■ **JOB**:
Select all lines with the string "Australia" in them, and copy those lines.

■ **THE RECORDS**:
Start
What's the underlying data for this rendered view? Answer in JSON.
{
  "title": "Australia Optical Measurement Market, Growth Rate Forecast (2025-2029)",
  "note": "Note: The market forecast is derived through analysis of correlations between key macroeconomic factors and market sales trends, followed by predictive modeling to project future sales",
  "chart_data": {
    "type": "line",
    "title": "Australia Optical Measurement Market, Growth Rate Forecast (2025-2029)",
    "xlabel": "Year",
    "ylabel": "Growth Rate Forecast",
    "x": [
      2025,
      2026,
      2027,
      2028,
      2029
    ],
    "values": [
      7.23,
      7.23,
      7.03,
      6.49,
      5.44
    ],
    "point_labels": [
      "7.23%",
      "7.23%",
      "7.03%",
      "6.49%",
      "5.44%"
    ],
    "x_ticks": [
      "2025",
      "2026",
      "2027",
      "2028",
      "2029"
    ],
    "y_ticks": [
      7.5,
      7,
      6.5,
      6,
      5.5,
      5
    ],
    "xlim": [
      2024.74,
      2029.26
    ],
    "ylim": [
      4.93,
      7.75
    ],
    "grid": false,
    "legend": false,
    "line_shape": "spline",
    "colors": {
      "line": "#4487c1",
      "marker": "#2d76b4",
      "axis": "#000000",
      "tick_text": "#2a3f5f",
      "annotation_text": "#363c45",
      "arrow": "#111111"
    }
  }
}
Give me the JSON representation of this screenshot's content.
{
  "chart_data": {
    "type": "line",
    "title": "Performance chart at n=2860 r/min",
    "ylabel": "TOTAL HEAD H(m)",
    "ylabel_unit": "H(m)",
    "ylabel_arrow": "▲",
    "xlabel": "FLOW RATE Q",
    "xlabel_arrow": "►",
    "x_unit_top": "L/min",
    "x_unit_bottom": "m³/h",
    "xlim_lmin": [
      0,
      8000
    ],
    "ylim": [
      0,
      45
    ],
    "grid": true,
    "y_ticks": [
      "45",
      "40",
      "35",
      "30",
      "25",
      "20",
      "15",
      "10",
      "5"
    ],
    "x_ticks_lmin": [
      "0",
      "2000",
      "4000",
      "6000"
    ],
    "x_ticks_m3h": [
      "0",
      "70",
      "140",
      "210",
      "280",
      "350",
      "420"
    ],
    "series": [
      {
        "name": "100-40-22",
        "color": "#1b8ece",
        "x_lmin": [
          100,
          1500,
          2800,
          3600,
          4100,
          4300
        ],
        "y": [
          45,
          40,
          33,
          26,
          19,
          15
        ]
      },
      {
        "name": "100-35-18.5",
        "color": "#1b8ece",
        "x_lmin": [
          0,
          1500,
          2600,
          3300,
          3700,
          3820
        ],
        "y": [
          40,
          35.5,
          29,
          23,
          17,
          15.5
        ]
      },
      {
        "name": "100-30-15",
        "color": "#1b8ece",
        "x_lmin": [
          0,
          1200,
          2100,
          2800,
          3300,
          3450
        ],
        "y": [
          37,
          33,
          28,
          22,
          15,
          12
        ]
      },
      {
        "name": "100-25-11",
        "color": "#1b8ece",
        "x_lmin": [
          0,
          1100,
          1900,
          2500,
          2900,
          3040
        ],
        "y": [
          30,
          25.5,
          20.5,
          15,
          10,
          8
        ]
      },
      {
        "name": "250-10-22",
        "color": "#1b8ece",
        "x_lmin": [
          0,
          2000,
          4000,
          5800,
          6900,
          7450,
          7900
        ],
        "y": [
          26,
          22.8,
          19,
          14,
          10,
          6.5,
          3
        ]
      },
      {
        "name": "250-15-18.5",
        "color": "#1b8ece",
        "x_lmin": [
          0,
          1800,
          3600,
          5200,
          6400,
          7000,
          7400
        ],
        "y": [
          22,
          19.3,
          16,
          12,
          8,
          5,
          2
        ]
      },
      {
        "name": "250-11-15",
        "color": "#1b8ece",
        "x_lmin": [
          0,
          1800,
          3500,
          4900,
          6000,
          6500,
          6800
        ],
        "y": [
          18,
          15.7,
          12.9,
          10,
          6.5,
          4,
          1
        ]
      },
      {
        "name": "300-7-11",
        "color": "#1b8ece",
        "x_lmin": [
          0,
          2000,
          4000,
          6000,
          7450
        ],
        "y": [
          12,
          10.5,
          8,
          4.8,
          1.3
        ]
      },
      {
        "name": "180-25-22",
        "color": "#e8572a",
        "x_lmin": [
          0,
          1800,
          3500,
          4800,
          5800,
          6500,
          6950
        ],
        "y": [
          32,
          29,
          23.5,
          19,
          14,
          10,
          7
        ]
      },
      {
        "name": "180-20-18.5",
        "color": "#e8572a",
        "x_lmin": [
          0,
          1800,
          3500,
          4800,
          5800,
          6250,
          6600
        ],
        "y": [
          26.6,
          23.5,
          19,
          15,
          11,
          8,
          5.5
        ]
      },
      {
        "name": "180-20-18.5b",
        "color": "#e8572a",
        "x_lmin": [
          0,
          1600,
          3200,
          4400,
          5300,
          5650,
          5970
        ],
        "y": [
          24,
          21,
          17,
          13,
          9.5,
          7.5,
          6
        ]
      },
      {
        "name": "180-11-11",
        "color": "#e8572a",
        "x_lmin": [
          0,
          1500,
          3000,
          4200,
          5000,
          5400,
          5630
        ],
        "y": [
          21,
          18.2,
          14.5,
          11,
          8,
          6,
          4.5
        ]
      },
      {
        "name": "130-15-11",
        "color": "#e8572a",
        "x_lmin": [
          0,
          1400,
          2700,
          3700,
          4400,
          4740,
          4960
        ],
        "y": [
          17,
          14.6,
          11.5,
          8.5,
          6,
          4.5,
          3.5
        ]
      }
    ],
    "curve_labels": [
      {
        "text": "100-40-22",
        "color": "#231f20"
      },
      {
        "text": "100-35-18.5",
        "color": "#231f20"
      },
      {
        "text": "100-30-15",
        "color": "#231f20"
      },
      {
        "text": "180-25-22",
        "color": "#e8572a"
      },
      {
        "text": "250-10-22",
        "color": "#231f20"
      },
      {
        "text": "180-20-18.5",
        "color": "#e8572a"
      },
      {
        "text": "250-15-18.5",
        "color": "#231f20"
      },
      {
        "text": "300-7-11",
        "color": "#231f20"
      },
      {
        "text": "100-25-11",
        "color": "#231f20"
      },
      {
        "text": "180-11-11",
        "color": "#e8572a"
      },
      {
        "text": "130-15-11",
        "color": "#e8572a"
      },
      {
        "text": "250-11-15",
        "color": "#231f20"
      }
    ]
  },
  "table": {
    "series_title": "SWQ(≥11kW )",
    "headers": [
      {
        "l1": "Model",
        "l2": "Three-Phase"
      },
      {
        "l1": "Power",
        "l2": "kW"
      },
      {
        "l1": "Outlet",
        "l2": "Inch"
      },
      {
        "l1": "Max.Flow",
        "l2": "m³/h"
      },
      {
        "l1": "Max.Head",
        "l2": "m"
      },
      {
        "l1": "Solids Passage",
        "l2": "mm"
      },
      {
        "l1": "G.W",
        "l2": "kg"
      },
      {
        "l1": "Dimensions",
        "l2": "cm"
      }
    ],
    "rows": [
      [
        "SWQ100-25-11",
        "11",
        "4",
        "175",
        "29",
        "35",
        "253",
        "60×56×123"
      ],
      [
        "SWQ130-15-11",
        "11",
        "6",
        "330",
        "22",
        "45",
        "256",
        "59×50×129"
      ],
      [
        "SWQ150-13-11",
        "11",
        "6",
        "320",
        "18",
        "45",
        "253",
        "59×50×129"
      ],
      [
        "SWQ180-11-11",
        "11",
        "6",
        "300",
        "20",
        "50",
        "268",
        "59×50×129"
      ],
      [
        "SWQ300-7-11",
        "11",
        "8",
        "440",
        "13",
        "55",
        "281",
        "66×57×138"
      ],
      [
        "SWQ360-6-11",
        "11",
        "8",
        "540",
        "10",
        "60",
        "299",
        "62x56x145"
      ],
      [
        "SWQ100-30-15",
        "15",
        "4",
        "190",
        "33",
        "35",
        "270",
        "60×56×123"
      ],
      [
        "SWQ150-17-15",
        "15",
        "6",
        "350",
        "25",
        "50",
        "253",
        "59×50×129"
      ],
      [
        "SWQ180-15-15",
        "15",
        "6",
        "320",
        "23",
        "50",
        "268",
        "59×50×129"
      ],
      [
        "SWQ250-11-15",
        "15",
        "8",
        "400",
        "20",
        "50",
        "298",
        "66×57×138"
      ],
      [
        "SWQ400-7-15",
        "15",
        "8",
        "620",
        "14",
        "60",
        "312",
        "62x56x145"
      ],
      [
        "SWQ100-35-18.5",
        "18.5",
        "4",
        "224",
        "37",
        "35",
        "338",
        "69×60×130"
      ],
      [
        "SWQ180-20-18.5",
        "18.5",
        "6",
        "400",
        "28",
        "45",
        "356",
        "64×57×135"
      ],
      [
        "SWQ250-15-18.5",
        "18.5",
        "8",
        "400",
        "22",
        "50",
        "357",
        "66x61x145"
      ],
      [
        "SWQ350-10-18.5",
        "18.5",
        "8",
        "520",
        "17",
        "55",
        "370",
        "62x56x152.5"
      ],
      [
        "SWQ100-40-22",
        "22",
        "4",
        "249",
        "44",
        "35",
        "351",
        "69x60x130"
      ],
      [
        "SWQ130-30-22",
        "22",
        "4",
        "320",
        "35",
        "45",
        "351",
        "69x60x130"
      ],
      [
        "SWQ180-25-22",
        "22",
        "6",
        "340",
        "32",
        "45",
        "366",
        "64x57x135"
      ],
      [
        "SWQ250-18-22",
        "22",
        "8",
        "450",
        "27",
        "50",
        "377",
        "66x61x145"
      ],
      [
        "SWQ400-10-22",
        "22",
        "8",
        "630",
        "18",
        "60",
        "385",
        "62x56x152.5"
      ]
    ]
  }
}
End
■ **TASK RESPONSE**:
  "title": "Australia Optical Measurement Market, Growth Rate Forecast (2025-2029)",
    "title": "Australia Optical Measurement Market, Growth Rate Forecast (2025-2029)",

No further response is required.